>> BEGIN Exercise materials

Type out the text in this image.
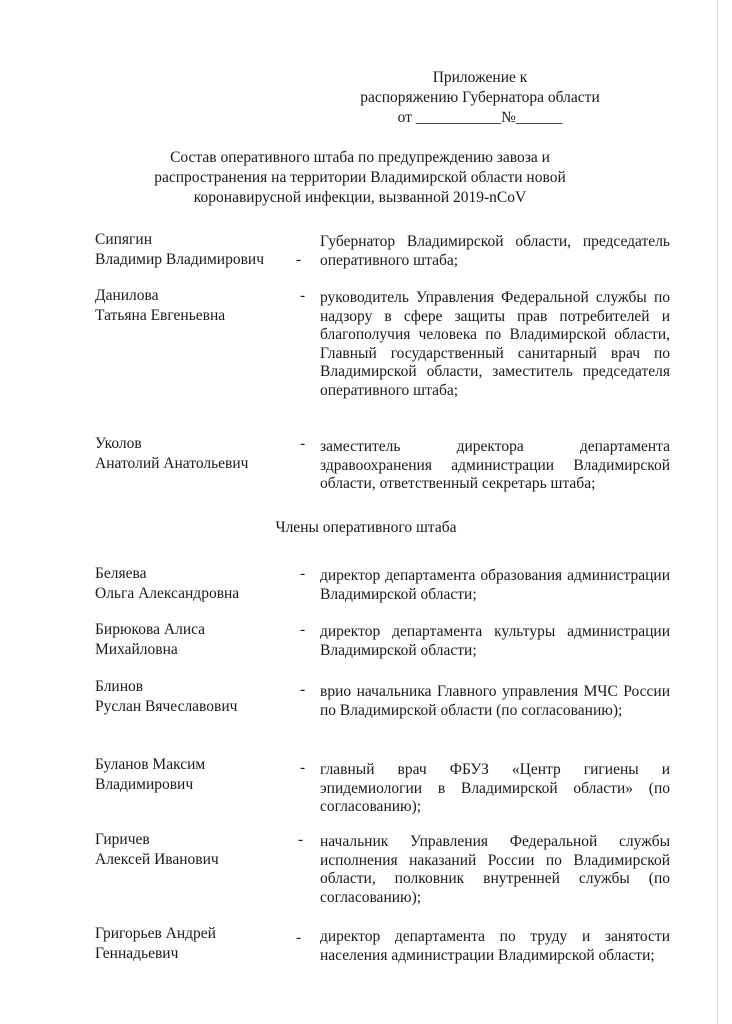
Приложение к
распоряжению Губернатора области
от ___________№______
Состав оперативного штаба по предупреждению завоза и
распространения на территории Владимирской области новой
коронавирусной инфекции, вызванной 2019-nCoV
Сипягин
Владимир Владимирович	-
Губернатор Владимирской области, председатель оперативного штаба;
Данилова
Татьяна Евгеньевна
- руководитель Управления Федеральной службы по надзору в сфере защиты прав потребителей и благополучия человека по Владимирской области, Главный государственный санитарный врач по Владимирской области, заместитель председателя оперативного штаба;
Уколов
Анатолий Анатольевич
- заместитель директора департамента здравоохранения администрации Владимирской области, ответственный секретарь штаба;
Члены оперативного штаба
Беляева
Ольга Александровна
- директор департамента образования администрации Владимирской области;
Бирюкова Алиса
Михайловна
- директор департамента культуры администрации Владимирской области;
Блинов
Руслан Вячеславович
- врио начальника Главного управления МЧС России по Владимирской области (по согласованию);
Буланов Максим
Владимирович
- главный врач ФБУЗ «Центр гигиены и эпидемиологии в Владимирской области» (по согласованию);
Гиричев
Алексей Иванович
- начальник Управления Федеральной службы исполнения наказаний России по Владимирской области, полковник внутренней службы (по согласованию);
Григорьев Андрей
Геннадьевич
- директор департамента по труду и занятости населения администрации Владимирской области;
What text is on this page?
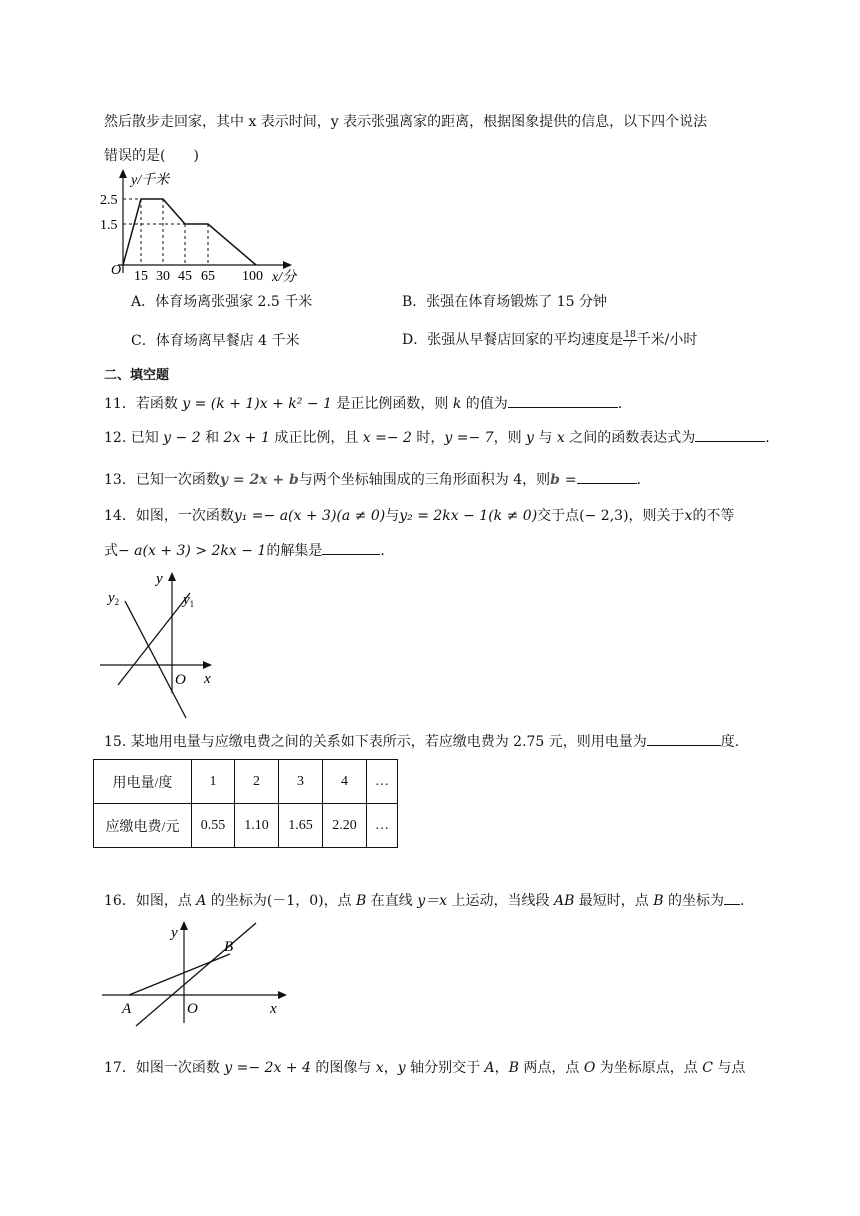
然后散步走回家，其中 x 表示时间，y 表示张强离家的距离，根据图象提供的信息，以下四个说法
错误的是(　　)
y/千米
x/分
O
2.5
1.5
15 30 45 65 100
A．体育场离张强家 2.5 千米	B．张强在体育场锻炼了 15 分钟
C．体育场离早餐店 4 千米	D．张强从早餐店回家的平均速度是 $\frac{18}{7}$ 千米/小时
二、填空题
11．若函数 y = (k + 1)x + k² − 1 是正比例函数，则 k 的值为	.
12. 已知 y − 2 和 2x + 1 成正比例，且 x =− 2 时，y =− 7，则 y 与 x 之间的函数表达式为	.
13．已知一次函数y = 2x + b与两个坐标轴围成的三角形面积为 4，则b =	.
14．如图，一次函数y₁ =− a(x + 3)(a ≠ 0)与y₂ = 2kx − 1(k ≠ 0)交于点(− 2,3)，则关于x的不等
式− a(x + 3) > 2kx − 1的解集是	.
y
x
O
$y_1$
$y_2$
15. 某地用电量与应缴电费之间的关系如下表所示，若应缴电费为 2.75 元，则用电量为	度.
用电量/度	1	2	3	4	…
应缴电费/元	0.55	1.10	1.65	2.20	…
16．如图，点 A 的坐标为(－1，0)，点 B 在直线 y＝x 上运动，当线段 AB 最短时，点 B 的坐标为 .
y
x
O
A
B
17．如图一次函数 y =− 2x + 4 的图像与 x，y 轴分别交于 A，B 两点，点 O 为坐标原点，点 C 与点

>> END Exercise materials

#### Direction
In the copy, leave out all pictures, and retype exactly each line from the one with "What text is on this page?" through the last line of the entries.

#### Response below
What text is on this page?
然后散步走回家，其中 x 表示时间，y 表示张强离家的距离，根据图象提供的信息，以下四个说法
错误的是(　　)
y/千米
x/分
O
2.5
1.5
15 30 45 65 100
A．体育场离张强家 2.5 千米	B．张强在体育场锻炼了 15 分钟
C．体育场离早餐店 4 千米	D．张强从早餐店回家的平均速度是 $\frac{18}{7}$ 千米/小时
二、填空题
11．若函数 y = (k + 1)x + k² − 1 是正比例函数，则 k 的值为	.
12. 已知 y − 2 和 2x + 1 成正比例，且 x =− 2 时，y =− 7，则 y 与 x 之间的函数表达式为	.
13．已知一次函数y = 2x + b与两个坐标轴围成的三角形面积为 4，则b =	.
14．如图，一次函数y₁ =− a(x + 3)(a ≠ 0)与y₂ = 2kx − 1(k ≠ 0)交于点(− 2,3)，则关于x的不等
式− a(x + 3) > 2kx − 1的解集是	.
y
x
O
$y_1$
$y_2$
15. 某地用电量与应缴电费之间的关系如下表所示，若应缴电费为 2.75 元，则用电量为	度.
用电量/度	1	2	3	4	…
应缴电费/元	0.55	1.10	1.65	2.20	…
16．如图，点 A 的坐标为(－1，0)，点 B 在直线 y＝x 上运动，当线段 AB 最短时，点 B 的坐标为 .
y
x
O
A
B
17．如图一次函数 y =− 2x + 4 的图像与 x，y 轴分别交于 A，B 两点，点 O 为坐标原点，点 C 与点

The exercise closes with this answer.